* [Written request]: Go through the listing and copy each line with the string "Users".

* [Source material]:

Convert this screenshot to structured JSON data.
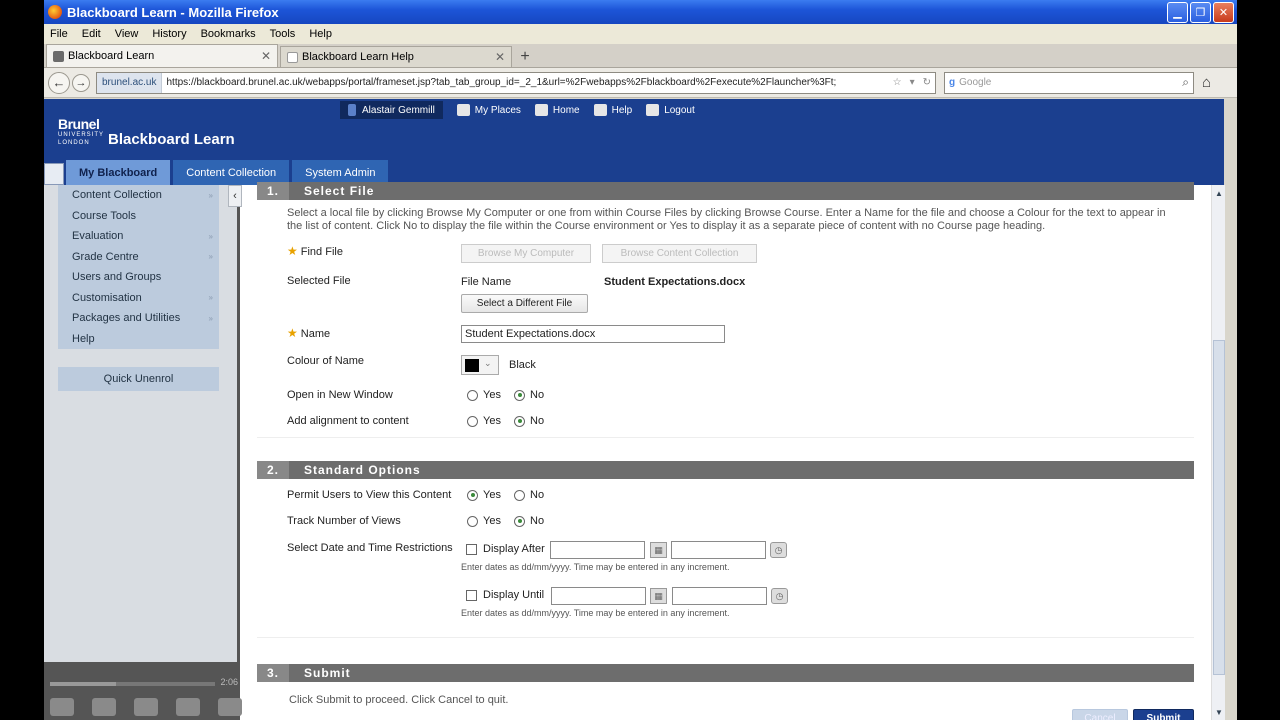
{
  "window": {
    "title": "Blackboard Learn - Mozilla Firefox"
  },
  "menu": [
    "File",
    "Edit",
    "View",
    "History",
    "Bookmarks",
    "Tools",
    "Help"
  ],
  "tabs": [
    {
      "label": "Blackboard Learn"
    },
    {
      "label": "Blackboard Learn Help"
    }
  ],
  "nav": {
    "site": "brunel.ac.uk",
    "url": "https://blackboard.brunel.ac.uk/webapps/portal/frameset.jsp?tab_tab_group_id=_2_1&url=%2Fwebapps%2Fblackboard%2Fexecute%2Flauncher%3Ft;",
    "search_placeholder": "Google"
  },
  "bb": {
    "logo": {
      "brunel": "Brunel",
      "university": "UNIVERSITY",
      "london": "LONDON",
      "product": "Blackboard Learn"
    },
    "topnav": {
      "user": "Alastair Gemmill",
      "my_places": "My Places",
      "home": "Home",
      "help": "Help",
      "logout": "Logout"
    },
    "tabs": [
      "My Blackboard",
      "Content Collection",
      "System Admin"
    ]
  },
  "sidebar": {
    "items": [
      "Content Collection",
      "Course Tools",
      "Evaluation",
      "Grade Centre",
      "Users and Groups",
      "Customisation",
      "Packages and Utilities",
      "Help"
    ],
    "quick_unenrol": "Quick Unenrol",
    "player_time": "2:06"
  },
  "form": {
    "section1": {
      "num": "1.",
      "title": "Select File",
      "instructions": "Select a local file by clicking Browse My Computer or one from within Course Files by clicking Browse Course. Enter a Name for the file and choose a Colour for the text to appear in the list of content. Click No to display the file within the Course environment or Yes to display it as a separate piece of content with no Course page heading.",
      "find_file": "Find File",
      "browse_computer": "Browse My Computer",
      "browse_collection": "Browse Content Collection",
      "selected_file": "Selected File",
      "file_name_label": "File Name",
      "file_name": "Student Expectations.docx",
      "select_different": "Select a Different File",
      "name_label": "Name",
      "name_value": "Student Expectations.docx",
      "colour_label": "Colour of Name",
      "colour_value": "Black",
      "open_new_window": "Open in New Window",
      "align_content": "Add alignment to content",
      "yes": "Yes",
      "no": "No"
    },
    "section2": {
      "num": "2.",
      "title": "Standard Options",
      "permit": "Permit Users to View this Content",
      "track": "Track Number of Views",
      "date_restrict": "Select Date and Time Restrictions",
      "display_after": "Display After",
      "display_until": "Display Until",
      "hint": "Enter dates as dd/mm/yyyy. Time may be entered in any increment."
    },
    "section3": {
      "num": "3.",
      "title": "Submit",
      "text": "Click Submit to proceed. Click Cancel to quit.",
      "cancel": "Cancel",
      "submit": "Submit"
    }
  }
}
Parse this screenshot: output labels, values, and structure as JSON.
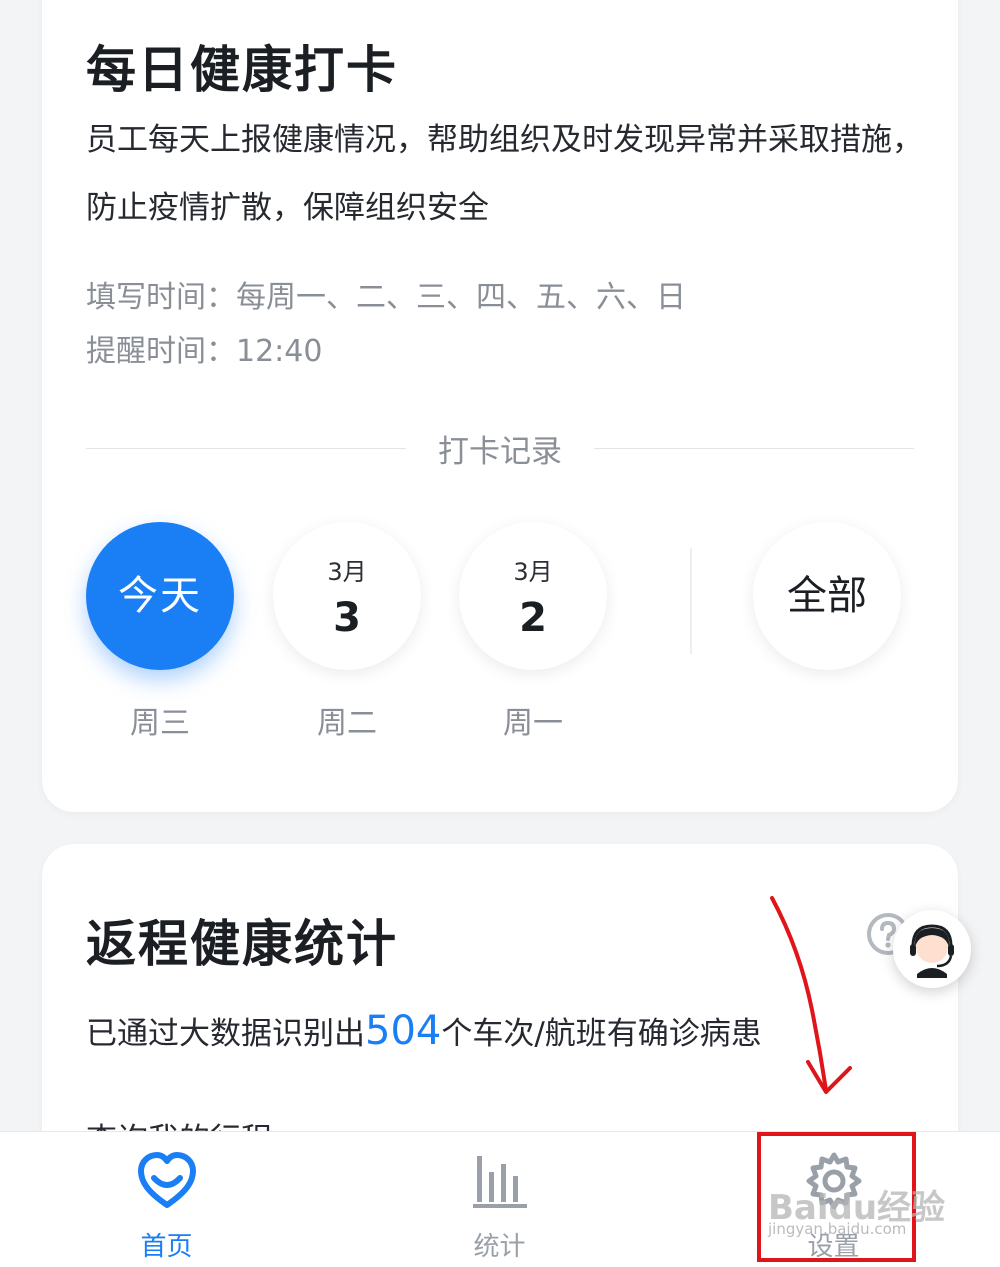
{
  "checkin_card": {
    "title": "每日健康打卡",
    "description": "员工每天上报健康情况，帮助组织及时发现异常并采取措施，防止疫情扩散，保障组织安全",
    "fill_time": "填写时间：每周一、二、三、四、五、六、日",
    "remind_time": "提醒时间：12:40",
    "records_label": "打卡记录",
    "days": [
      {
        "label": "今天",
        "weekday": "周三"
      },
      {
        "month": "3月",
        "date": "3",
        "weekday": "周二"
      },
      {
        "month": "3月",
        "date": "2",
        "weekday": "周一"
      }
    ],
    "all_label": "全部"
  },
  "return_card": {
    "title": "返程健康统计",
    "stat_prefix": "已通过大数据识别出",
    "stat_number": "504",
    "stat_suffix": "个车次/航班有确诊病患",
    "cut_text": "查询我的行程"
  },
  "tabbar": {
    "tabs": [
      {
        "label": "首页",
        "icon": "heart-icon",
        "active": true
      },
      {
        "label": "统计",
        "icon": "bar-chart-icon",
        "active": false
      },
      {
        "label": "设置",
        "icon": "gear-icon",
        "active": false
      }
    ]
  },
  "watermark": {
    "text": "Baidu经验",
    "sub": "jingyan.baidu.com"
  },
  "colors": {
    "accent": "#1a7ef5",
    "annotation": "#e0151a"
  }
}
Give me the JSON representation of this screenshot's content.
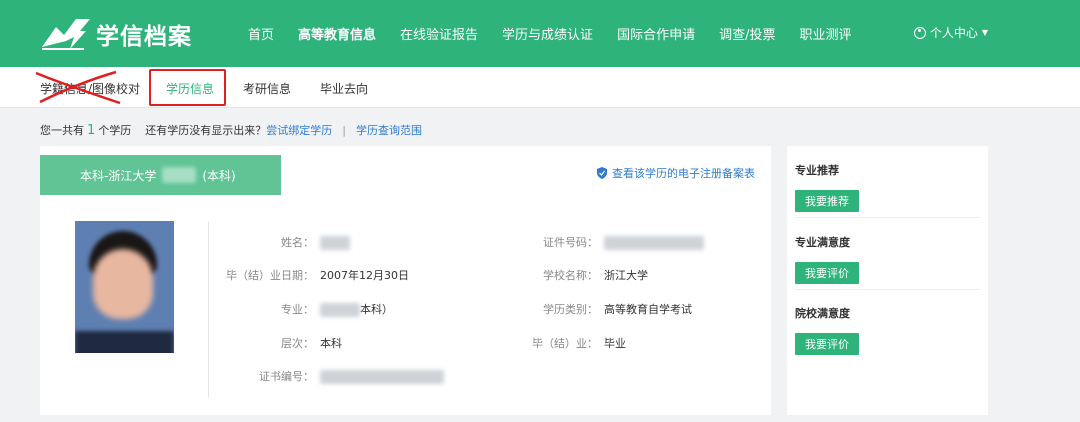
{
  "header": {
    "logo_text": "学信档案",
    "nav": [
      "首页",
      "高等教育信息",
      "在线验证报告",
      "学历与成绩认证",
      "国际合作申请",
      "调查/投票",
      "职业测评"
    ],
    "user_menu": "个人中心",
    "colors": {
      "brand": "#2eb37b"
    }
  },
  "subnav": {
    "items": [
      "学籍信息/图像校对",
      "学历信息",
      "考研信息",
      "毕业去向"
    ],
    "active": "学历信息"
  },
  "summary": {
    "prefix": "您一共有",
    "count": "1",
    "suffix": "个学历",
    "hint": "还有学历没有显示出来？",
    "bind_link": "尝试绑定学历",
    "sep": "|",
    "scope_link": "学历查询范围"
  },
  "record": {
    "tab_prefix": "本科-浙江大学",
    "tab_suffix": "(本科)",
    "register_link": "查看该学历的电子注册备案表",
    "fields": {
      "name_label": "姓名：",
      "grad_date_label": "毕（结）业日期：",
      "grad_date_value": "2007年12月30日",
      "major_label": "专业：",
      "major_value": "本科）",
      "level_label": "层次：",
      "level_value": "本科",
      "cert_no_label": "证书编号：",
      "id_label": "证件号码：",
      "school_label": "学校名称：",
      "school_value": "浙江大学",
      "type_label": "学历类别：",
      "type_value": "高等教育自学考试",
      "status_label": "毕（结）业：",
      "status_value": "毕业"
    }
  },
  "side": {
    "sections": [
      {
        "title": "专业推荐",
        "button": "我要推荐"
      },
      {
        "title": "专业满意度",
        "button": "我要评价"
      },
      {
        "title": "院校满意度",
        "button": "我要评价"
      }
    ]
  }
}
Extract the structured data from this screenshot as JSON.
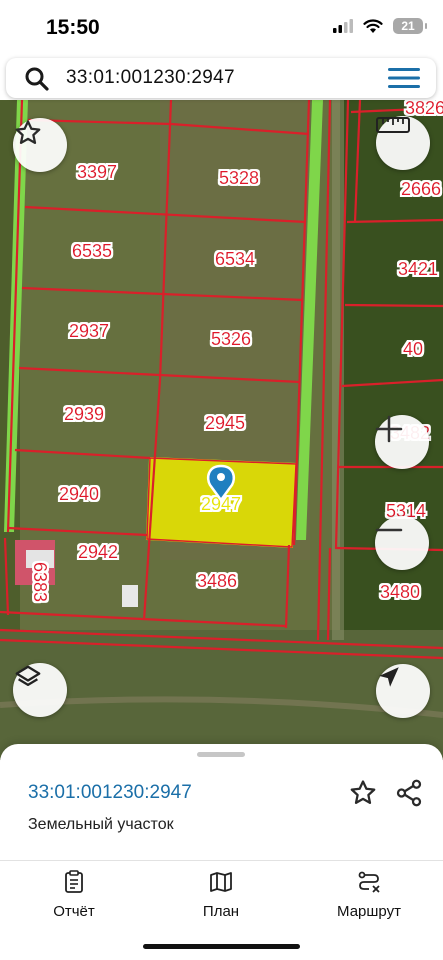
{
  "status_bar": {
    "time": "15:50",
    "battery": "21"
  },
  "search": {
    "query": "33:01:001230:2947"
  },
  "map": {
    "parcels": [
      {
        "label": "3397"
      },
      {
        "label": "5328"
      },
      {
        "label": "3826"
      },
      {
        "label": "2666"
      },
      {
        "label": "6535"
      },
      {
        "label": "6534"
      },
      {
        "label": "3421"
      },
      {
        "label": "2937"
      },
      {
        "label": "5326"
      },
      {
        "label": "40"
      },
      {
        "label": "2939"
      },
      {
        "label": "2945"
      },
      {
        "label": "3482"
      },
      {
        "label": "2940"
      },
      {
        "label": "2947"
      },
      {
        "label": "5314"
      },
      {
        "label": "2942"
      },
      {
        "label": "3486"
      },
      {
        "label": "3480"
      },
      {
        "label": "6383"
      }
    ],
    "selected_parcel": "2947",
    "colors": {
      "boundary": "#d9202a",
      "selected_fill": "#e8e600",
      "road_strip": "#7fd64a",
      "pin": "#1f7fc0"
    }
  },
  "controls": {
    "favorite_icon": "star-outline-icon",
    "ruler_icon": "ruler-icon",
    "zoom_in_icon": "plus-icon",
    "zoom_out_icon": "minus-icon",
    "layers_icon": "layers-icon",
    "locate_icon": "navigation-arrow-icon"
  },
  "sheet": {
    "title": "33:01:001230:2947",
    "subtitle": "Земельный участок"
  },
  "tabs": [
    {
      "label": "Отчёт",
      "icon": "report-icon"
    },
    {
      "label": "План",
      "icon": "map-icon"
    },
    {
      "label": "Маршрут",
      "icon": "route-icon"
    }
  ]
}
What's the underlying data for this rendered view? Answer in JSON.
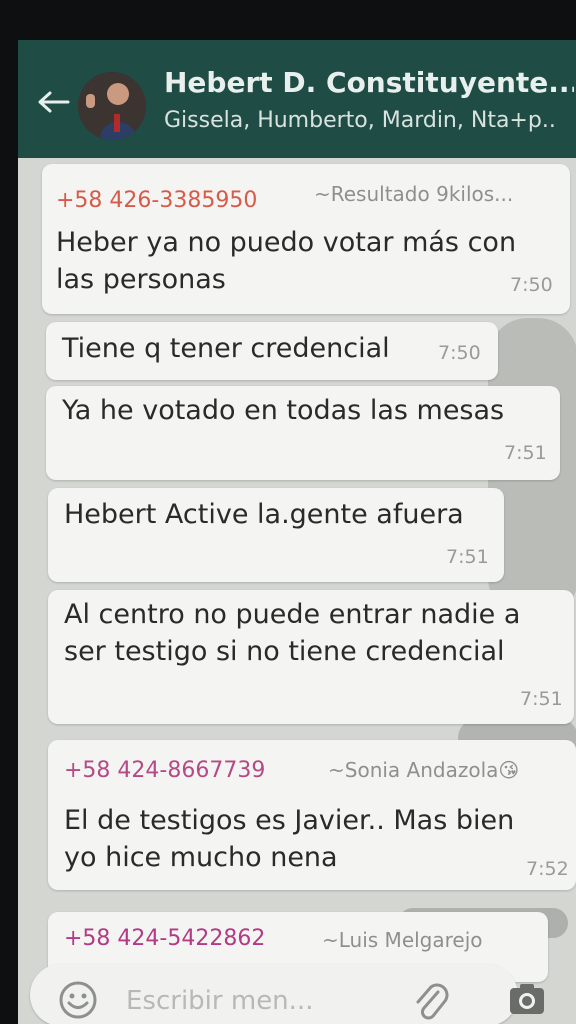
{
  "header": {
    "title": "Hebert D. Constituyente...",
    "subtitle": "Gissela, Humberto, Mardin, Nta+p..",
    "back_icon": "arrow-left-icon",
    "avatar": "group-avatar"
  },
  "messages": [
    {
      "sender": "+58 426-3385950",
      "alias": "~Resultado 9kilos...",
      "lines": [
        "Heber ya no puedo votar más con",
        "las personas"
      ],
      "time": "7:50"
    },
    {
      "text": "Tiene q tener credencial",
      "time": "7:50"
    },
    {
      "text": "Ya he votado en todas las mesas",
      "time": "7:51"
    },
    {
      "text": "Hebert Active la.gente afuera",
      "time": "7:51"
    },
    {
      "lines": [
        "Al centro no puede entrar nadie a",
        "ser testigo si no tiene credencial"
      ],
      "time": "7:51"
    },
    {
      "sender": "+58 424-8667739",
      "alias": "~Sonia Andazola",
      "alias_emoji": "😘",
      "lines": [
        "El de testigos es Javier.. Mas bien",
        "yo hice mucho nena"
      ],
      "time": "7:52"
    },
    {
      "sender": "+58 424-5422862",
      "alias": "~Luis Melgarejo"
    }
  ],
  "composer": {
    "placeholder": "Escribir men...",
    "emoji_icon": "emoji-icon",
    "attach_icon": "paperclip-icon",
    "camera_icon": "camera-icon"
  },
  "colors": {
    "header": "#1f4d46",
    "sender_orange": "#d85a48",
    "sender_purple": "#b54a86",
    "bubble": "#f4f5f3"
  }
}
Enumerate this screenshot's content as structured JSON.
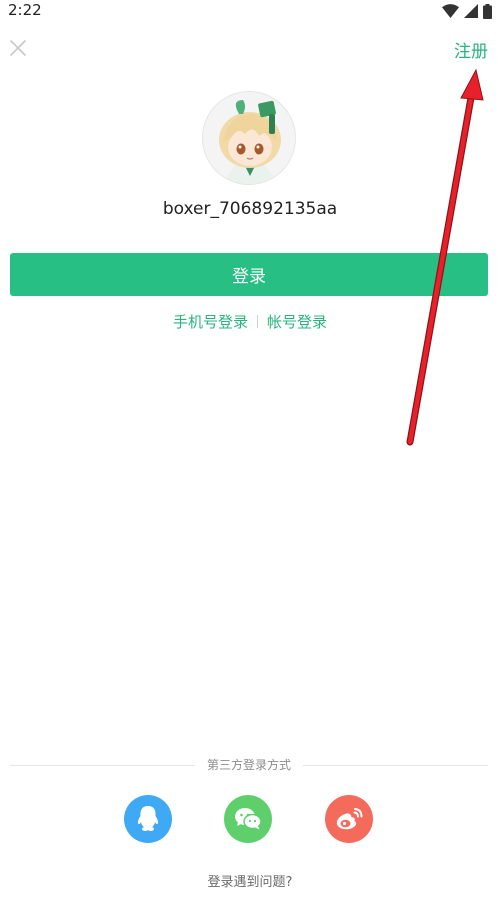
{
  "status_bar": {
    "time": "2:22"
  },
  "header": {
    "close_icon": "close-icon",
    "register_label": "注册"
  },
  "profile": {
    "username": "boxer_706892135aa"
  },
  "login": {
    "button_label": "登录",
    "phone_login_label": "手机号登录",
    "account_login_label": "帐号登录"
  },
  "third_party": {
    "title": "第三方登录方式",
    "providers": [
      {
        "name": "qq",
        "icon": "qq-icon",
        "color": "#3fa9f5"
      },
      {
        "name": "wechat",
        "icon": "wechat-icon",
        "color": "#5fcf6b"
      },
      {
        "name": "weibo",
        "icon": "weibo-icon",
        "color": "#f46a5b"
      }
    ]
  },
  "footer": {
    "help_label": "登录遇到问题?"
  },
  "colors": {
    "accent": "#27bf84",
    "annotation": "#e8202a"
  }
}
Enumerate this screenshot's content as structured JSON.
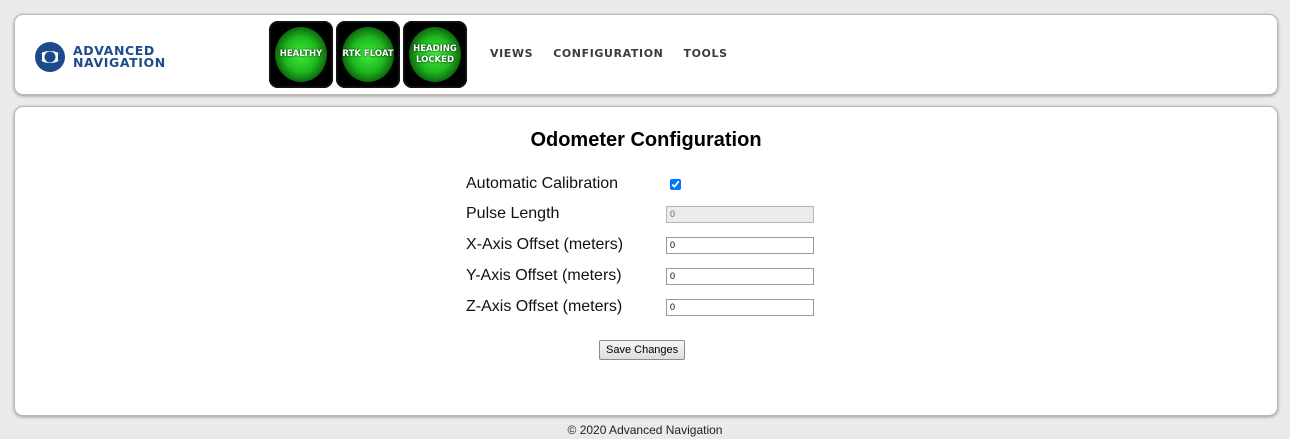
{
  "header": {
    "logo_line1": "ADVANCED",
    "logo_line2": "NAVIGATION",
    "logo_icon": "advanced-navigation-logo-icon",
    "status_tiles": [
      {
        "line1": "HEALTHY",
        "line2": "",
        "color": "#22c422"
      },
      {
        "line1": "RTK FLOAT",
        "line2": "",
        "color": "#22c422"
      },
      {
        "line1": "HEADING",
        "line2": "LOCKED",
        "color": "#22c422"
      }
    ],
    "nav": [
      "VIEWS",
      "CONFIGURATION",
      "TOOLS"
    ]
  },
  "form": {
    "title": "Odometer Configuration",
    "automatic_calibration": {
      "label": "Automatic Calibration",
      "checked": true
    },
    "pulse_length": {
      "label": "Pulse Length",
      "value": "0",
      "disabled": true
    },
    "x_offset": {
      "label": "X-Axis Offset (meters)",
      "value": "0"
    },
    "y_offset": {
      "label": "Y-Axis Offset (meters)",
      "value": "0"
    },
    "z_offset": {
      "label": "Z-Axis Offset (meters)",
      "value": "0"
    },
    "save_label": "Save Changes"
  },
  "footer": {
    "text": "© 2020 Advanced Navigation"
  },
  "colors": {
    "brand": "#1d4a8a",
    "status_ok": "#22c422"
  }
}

* [Task answer]:
      "Users and Groups",
      "permit": "Permit Users to View this Content",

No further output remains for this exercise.